====== Given records

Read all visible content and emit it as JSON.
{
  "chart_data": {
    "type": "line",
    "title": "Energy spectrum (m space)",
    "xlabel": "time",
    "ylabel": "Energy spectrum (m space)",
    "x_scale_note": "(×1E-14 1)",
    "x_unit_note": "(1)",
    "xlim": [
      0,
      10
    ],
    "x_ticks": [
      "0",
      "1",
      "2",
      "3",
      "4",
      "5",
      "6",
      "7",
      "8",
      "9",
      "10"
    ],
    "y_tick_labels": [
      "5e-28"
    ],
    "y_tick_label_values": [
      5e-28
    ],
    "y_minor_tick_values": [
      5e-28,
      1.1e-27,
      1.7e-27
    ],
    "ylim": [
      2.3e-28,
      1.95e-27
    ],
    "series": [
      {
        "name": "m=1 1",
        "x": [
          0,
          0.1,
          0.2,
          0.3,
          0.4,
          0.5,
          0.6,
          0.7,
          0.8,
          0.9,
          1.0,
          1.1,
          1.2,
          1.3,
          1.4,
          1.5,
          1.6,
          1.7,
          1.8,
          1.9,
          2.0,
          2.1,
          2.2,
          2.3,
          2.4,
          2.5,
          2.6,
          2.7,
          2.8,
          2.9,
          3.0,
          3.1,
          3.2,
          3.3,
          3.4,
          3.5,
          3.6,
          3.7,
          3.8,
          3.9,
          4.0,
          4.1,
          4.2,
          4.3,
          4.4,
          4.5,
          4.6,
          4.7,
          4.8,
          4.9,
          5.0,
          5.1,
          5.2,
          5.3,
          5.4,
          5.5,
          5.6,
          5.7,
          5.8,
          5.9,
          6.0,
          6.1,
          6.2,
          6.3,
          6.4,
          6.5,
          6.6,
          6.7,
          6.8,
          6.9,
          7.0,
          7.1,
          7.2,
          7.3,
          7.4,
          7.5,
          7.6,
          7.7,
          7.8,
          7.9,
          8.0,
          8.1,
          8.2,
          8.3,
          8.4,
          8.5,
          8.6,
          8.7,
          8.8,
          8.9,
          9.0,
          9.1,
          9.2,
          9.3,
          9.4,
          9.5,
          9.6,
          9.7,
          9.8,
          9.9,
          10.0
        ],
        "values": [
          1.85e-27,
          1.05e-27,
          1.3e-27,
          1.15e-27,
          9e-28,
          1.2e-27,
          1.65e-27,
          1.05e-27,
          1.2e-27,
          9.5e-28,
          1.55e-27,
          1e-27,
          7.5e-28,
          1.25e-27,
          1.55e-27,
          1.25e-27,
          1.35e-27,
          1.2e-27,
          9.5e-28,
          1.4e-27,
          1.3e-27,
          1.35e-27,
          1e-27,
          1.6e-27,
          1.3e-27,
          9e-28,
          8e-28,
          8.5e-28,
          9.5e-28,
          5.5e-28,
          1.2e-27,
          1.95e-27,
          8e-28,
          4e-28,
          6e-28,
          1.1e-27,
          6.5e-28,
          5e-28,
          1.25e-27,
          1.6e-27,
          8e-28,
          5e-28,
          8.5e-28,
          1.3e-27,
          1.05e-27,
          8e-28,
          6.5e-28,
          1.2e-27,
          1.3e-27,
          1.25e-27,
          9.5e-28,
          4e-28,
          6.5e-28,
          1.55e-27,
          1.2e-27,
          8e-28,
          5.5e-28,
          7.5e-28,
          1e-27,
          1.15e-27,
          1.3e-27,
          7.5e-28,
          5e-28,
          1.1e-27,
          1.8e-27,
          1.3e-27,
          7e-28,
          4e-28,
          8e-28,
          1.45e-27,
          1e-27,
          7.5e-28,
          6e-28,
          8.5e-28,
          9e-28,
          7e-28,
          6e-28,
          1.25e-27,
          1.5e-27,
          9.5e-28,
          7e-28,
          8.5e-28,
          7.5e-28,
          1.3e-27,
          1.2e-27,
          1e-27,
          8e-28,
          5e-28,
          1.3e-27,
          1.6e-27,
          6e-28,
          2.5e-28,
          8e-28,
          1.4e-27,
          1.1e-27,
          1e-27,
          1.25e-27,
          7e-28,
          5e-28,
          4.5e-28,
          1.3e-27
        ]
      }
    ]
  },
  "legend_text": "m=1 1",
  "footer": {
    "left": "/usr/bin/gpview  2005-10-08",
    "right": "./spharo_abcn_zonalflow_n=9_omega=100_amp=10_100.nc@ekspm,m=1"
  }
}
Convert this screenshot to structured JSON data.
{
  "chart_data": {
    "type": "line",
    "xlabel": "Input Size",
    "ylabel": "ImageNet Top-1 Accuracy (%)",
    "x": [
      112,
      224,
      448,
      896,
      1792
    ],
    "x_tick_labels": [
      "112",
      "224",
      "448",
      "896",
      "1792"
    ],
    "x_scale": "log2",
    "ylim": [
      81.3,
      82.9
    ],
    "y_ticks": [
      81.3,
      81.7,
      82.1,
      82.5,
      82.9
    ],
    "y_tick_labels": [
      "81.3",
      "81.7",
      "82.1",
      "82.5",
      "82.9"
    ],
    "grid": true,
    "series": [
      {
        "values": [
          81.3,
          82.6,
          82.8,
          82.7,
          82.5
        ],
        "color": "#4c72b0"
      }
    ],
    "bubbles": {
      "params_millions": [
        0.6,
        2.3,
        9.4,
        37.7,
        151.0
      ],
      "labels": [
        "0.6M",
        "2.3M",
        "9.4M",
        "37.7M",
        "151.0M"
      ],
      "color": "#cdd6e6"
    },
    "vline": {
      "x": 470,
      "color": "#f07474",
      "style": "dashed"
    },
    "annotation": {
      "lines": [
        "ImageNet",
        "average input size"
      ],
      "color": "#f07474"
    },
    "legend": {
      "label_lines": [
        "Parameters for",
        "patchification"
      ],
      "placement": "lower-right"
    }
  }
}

============

→ What is needed
Quote each line above in full, word for word.

→ Task answer
Read all visible content and emit it as JSON.
{
  "chart_data": {
    "type": "line",
    "title": "Energy spectrum (m space)",
    "xlabel": "time",
    "ylabel": "Energy spectrum (m space)",
    "x_scale_note": "(×1E-14 1)",
    "x_unit_note": "(1)",
    "xlim": [
      0,
      10
    ],
    "x_ticks": [
      "0",
      "1",
      "2",
      "3",
      "4",
      "5",
      "6",
      "7",
      "8",
      "9",
      "10"
    ],
    "y_tick_labels": [
      "5e-28"
    ],
    "y_tick_label_values": [
      5e-28
    ],
    "y_minor_tick_values": [
      5e-28,
      1.1e-27,
      1.7e-27
    ],
    "ylim": [
      2.3e-28,
      1.95e-27
    ],
    "series": [
      {
        "name": "m=1 1",
        "x": [
          0,
          0.1,
          0.2,
          0.3,
          0.4,
          0.5,
          0.6,
          0.7,
          0.8,
          0.9,
          1.0,
          1.1,
          1.2,
          1.3,
          1.4,
          1.5,
          1.6,
          1.7,
          1.8,
          1.9,
          2.0,
          2.1,
          2.2,
          2.3,
          2.4,
          2.5,
          2.6,
          2.7,
          2.8,
          2.9,
          3.0,
          3.1,
          3.2,
          3.3,
          3.4,
          3.5,
          3.6,
          3.7,
          3.8,
          3.9,
          4.0,
          4.1,
          4.2,
          4.3,
          4.4,
          4.5,
          4.6,
          4.7,
          4.8,
          4.9,
          5.0,
          5.1,
          5.2,
          5.3,
          5.4,
          5.5,
          5.6,
          5.7,
          5.8,
          5.9,
          6.0,
          6.1,
          6.2,
          6.3,
          6.4,
          6.5,
          6.6,
          6.7,
          6.8,
          6.9,
          7.0,
          7.1,
          7.2,
          7.3,
          7.4,
          7.5,
          7.6,
          7.7,
          7.8,
          7.9,
          8.0,
          8.1,
          8.2,
          8.3,
          8.4,
          8.5,
          8.6,
          8.7,
          8.8,
          8.9,
          9.0,
          9.1,
          9.2,
          9.3,
          9.4,
          9.5,
          9.6,
          9.7,
          9.8,
          9.9,
          10.0
        ],
        "values": [
          1.85e-27,
          1.05e-27,
          1.3e-27,
          1.15e-27,
          9e-28,
          1.2e-27,
          1.65e-27,
          1.05e-27,
          1.2e-27,
          9.5e-28,
          1.55e-27,
          1e-27,
          7.5e-28,
          1.25e-27,
          1.55e-27,
          1.25e-27,
          1.35e-27,
          1.2e-27,
          9.5e-28,
          1.4e-27,
          1.3e-27,
          1.35e-27,
          1e-27,
          1.6e-27,
          1.3e-27,
          9e-28,
          8e-28,
          8.5e-28,
          9.5e-28,
          5.5e-28,
          1.2e-27,
          1.95e-27,
          8e-28,
          4e-28,
          6e-28,
          1.1e-27,
          6.5e-28,
          5e-28,
          1.25e-27,
          1.6e-27,
          8e-28,
          5e-28,
          8.5e-28,
          1.3e-27,
          1.05e-27,
          8e-28,
          6.5e-28,
          1.2e-27,
          1.3e-27,
          1.25e-27,
          9.5e-28,
          4e-28,
          6.5e-28,
          1.55e-27,
          1.2e-27,
          8e-28,
          5.5e-28,
          7.5e-28,
          1e-27,
          1.15e-27,
          1.3e-27,
          7.5e-28,
          5e-28,
          1.1e-27,
          1.8e-27,
          1.3e-27,
          7e-28,
          4e-28,
          8e-28,
          1.45e-27,
          1e-27,
          7.5e-28,
          6e-28,
          8.5e-28,
          9e-28,
          7e-28,
          6e-28,
          1.25e-27,
          1.5e-27,
          9.5e-28,
          7e-28,
          8.5e-28,
          7.5e-28,
          1.3e-27,
          1.2e-27,
          1e-27,
          8e-28,
          5e-28,
          1.3e-27,
          1.6e-27,
          6e-28,
          2.5e-28,
          8e-28,
          1.4e-27,
          1.1e-27,
          1e-27,
          1.25e-27,
          7e-28,
          5e-28,
          4.5e-28,
          1.3e-27
        ]
      }
    ]
  },
  "legend_text": "m=1 1",
  "footer": {
    "left": "/usr/bin/gpview  2005-10-08",
    "right": "./spharo_abcn_zonalflow_n=9_omega=100_amp=10_100.nc@ekspm,m=1"
  }
}
Convert this screenshot to structured JSON data.
{
  "chart_data": {
    "type": "line",
    "xlabel": "Input Size",
    "ylabel": "ImageNet Top-1 Accuracy (%)",
    "x": [
      112,
      224,
      448,
      896,
      1792
    ],
    "x_tick_labels": [
      "112",
      "224",
      "448",
      "896",
      "1792"
    ],
    "x_scale": "log2",
    "ylim": [
      81.3,
      82.9
    ],
    "y_ticks": [
      81.3,
      81.7,
      82.1,
      82.5,
      82.9
    ],
    "y_tick_labels": [
      "81.3",
      "81.7",
      "82.1",
      "82.5",
      "82.9"
    ],
    "grid": true,
    "series": [
      {
        "values": [
          81.3,
          82.6,
          82.8,
          82.7,
          82.5
        ],
        "color": "#4c72b0"
      }
    ],
    "bubbles": {
      "params_millions": [
        0.6,
        2.3,
        9.4,
        37.7,
        151.0
      ],
      "labels": [
        "0.6M",
        "2.3M",
        "9.4M",
        "37.7M",
        "151.0M"
      ],
      "color": "#cdd6e6"
    },
    "vline": {
      "x": 470,
      "color": "#f07474",
      "style": "dashed"
    },
    "annotation": {
      "lines": [
        "ImageNet",
        "average input size"
      ],
      "color": "#f07474"
    },
    "legend": {
      "label_lines": [
        "Parameters for",
        "patchification"
      ],
      "placement": "lower-right"
    }
  }
}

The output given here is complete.